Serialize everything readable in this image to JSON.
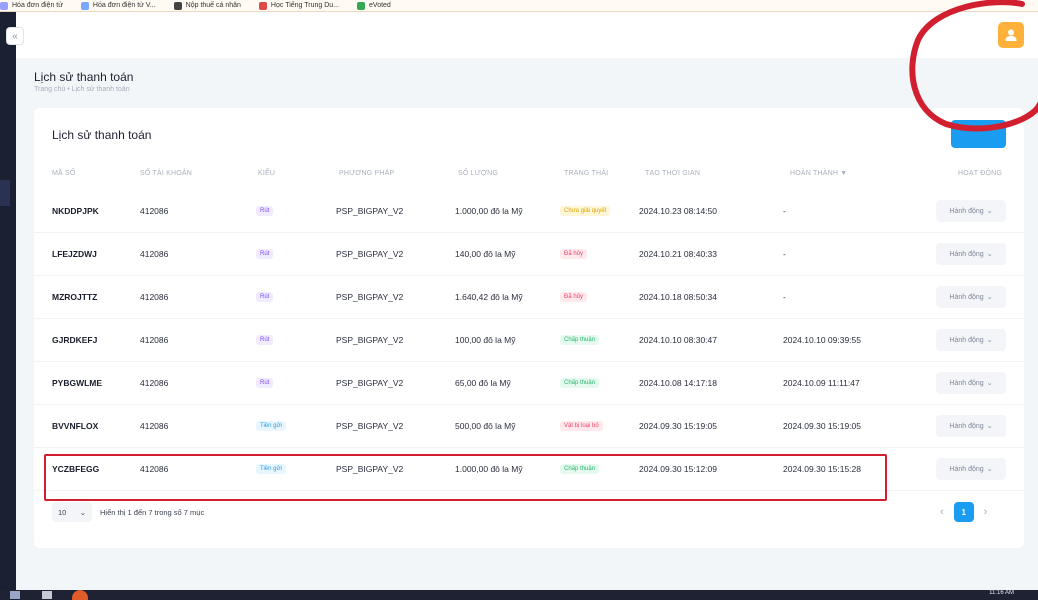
{
  "bookmarks": [
    {
      "label": "Hóa đơn điện tử",
      "color": "#9aa0ff"
    },
    {
      "label": "Hóa đơn điện tử V...",
      "color": "#7aa7ff"
    },
    {
      "label": "Nộp thuế cá nhân",
      "color": "#444444"
    },
    {
      "label": "Học Tiếng Trung Du...",
      "color": "#e04a4a"
    },
    {
      "label": "eVoted",
      "color": "#34a853"
    }
  ],
  "header": {
    "page_title": "Lịch sử thanh toán",
    "breadcrumb": "Trang chủ  •  Lịch sử thanh toán",
    "avatar_icon": "user-icon"
  },
  "card": {
    "title": "Lịch sử thanh toán",
    "columns": [
      "MÃ SỐ",
      "SỐ TÀI KHOẢN",
      "KIỂU",
      "PHƯƠNG PHÁP",
      "SỐ LƯỢNG",
      "TRẠNG THÁI",
      "TẠO THỜI GIAN",
      "HOÀN THÀNH ▼",
      "HOẠT ĐỘNG"
    ],
    "rows": [
      {
        "code": "NKDDPJPK",
        "account": "412086",
        "type": "Rút",
        "type_kind": "rut",
        "method": "PSP_BIGPAY_V2",
        "amount": "1.000,00 đô la Mỹ",
        "status": "Chưa giải quyết",
        "status_kind": "wait",
        "created": "2024.10.23 08:14:50",
        "completed": "-",
        "action": "Hành động"
      },
      {
        "code": "LFEJZDWJ",
        "account": "412086",
        "type": "Rút",
        "type_kind": "rut",
        "method": "PSP_BIGPAY_V2",
        "amount": "140,00 đô la Mỹ",
        "status": "Đã hủy",
        "status_kind": "cancel",
        "created": "2024.10.21 08:40:33",
        "completed": "-",
        "action": "Hành động"
      },
      {
        "code": "MZROJTTZ",
        "account": "412086",
        "type": "Rút",
        "type_kind": "rut",
        "method": "PSP_BIGPAY_V2",
        "amount": "1.640,42 đô la Mỹ",
        "status": "Đã hủy",
        "status_kind": "cancel",
        "created": "2024.10.18 08:50:34",
        "completed": "-",
        "action": "Hành động"
      },
      {
        "code": "GJRDKEFJ",
        "account": "412086",
        "type": "Rút",
        "type_kind": "rut",
        "method": "PSP_BIGPAY_V2",
        "amount": "100,00 đô la Mỹ",
        "status": "Chấp thuận",
        "status_kind": "ok",
        "created": "2024.10.10 08:30:47",
        "completed": "2024.10.10 09:39:55",
        "action": "Hành động"
      },
      {
        "code": "PYBGWLME",
        "account": "412086",
        "type": "Rút",
        "type_kind": "rut",
        "method": "PSP_BIGPAY_V2",
        "amount": "65,00 đô la Mỹ",
        "status": "Chấp thuận",
        "status_kind": "ok",
        "created": "2024.10.08 14:17:18",
        "completed": "2024.10.09 11:11:47",
        "action": "Hành động"
      },
      {
        "code": "BVVNFLOX",
        "account": "412086",
        "type": "Tiền gửi",
        "type_kind": "tien",
        "method": "PSP_BIGPAY_V2",
        "amount": "500,00 đô la Mỹ",
        "status": "Vật bị loại bỏ",
        "status_kind": "rm",
        "created": "2024.09.30 15:19:05",
        "completed": "2024.09.30 15:19:05",
        "action": "Hành động"
      },
      {
        "code": "YCZBFEGG",
        "account": "412086",
        "type": "Tiền gửi",
        "type_kind": "tien",
        "method": "PSP_BIGPAY_V2",
        "amount": "1.000,00 đô la Mỹ",
        "status": "Chấp thuận",
        "status_kind": "ok",
        "created": "2024.09.30 15:12:09",
        "completed": "2024.09.30 15:15:28",
        "action": "Hành động"
      }
    ],
    "page_size": "10",
    "showing": "Hiển thị 1 đến 7 trong số 7 mục",
    "current_page": "1"
  },
  "taskbar": {
    "time": "11:16 AM"
  },
  "colors": {
    "accent": "#1a9cf0",
    "annotation": "#d21f2f",
    "avatar": "#ffb13c"
  }
}
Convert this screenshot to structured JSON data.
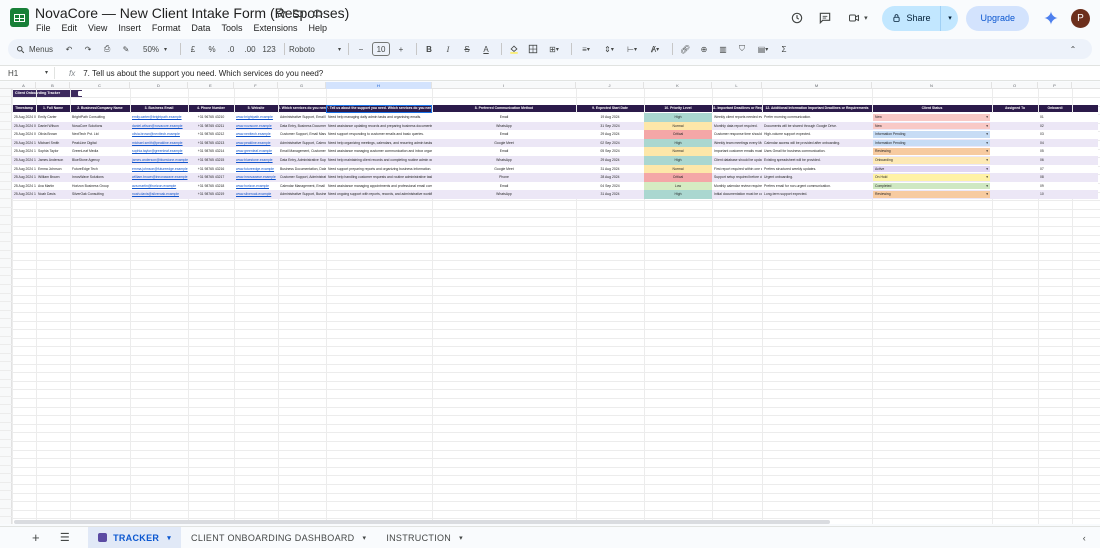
{
  "doc": {
    "title": "NovaCore — New Client Intake Form  (Responses)"
  },
  "menu": [
    "File",
    "Edit",
    "View",
    "Insert",
    "Format",
    "Data",
    "Tools",
    "Extensions",
    "Help"
  ],
  "actions": {
    "share": "Share",
    "upgrade": "Upgrade",
    "avatar": "P"
  },
  "toolbar": {
    "search": "Menus",
    "zoom": "50%",
    "currency": "£",
    "percent": "%",
    "dec_down": ".0",
    "dec_up": ".00",
    "format123": "123",
    "font": "Roboto",
    "font_size": "10"
  },
  "formula": {
    "cell": "H1",
    "content": "7. Tell us about the support you need. Which services do you need?"
  },
  "columns": [
    "A",
    "B",
    "C",
    "D",
    "E",
    "F",
    "G",
    "H",
    "I",
    "J",
    "K",
    "L",
    "M",
    "N",
    "O",
    "P"
  ],
  "section_title": "Client Onboarding Tracker",
  "headers": [
    "Timestamp",
    "1. Full Name",
    "2. Business/Company Name",
    "3. Business Email",
    "4. Phone Number",
    "5. Website",
    "6. Which services do you need?",
    "7. Tell us about the support you need. Which services do you need?",
    "8. Preferred Communication Method",
    "9. Expected Start Date",
    "10. Priority Level",
    "11. Important Deadlines or Requirements",
    "12. Additional Information Important Deadlines or Requirements",
    "Client Status",
    "Assigned To",
    "Onboardi"
  ],
  "rows": [
    [
      "25 Aug 2024 09:13",
      "Emily Carter",
      "BrightPath Consulting",
      "emily.carter@brightpath.example",
      "+31 96765 43210",
      "www.brightpath.example",
      "Administrative Support, Email Management",
      "Need help managing daily admin tasks and organising emails.",
      "Email",
      "19 Aug 2024",
      "High",
      "Weekly client reports needed every Friday.",
      "Prefer morning communication.",
      "New",
      "",
      "01"
    ],
    [
      "25 Aug 2024 09:26",
      "Daniel Wilson",
      "NovaCore Solutions",
      "daniel.wilson@novacore.example",
      "+31 98765 43211",
      "www.novacore.example",
      "Data Entry, Business Documentation",
      "Need assistance updating records and preparing business documents.",
      "WhatsApp",
      "31 Sep 2024",
      "Normal",
      "Monthly data report required.",
      "Documents will be shared through Google Drive.",
      "New",
      "",
      "02"
    ],
    [
      "25 Aug 2024 09:40",
      "Olivia Brown",
      "NextTech Pvt. Ltd",
      "olivia.brown@nexttech.example",
      "+31 98765 43212",
      "www.nexttech.example",
      "Customer Support, Email Management",
      "Need support responding to customer emails and basic queries.",
      "Email",
      "29 Aug 2024",
      "Critical",
      "Customer response time should remain under 24 hours.",
      "High-volume support expected.",
      "Information Pending",
      "",
      "03"
    ],
    [
      "25 Aug 2024 10:05",
      "Michael Smith",
      "PeakLine Digital",
      "michael.smith@peakline.example",
      "+31 98765 43213",
      "www.peakline.example",
      "Administrative Support, Calendar Management",
      "Need help organizing meetings, calendars, and recurring admin tasks.",
      "Google Meet",
      "02 Sep 2024",
      "High",
      "Weekly team meetings every Monday.",
      "Calendar access will be provided after onboarding.",
      "Information Pending",
      "",
      "04"
    ],
    [
      "25 Aug 2024 10:20",
      "Sophia Taylor",
      "GreenLeaf Media",
      "sophia.taylor@greenleaf.example",
      "+31 98765 43214",
      "www.greenleaf.example",
      "Email Management, Customer Support",
      "Need assistance managing customer communication and inbox organization.",
      "Email",
      "05 Sep 2024",
      "Normal",
      "Important customer emails must be flagged.",
      "Uses Gmail for business communication.",
      "Reviewing",
      "",
      "05"
    ],
    [
      "25 Aug 2024 10:47",
      "James Anderson",
      "BlueStone Agency",
      "james.anderson@bluestone.example",
      "+31 98765 43215",
      "www.bluestone.example",
      "Data Entry, Administrative Support",
      "Need help maintaining client records and completing routine admin work.",
      "WhatsApp",
      "29 Aug 2024",
      "High",
      "Client database should be updated weekly.",
      "Existing spreadsheet will be provided.",
      "Onboarding",
      "",
      "06"
    ],
    [
      "25 Aug 2024 11:08",
      "Emma Johnson",
      "FutureEdge Tech",
      "emma.johnson@futureedge.example",
      "+31 98765 43216",
      "www.futureedge.example",
      "Business Documentation, Data Entry",
      "Need support preparing reports and organizing business information.",
      "Google Meet",
      "31 Aug 2024",
      "Normal",
      "First report required within one week of starting.",
      "Prefers structured weekly updates.",
      "Active",
      "",
      "07"
    ],
    [
      "25 Aug 2024 11:33",
      "William Brown",
      "InnovWave Solutions",
      "william.brown@innovawave.example",
      "+31 98765 43217",
      "www.innovawave.example",
      "Customer Support, Administrative Support",
      "Need help handling customer requests and routine administrative tasks.",
      "Phone",
      "28 Aug 2024",
      "Critical",
      "Support setup required before client launch.",
      "Urgent onboarding.",
      "On Hold",
      "",
      "08"
    ],
    [
      "25 Aug 2024 11:50",
      "Ava Martin",
      "Horizon Business Group",
      "ava.martin@horizon.example",
      "+31 98765 43218",
      "www.horizon.example",
      "Calendar Management, Email Management",
      "Need assistance managing appointments and professional email communication.",
      "Email",
      "04 Sep 2024",
      "Low",
      "Monthly calendar review required.",
      "Prefers email for non-urgent communication.",
      "Completed",
      "",
      "09"
    ],
    [
      "25 Aug 2024 12:09",
      "Noah Davis",
      "SilverOak Consulting",
      "noah.davis@silveroak.example",
      "+31 98765 43219",
      "www.silveroak.example",
      "Administrative Support, Business Documentation, Data Entry",
      "Need ongoing support with reports, records, and administrative workflows.",
      "WhatsApp",
      "31 Aug 2024",
      "High",
      "Initial documentation must be completed before onboarding.",
      "Long-term support expected.",
      "Reviewing",
      "",
      "10"
    ]
  ],
  "priority_colors": {
    "High": "#aad7d0",
    "Normal": "#fde7a9",
    "Critical": "#f4a7a7",
    "Low": "#d5ecc2"
  },
  "status_colors": {
    "New": "#f8c9c6",
    "Information Pending": "#c7dcf5",
    "Reviewing": "#f7cba0",
    "Onboarding": "#fde9b6",
    "Active": "#e1d7f3",
    "On Hold": "#fff2a6",
    "Completed": "#cfe8c2"
  },
  "sheets": [
    "TRACKER",
    "CLIENT ONBOARDING DASHBOARD",
    "INSTRUCTION"
  ]
}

→ Required task:
Determine how many lines of the data contain the word "routine", and reply with that number only.

→ Solution to this task:
2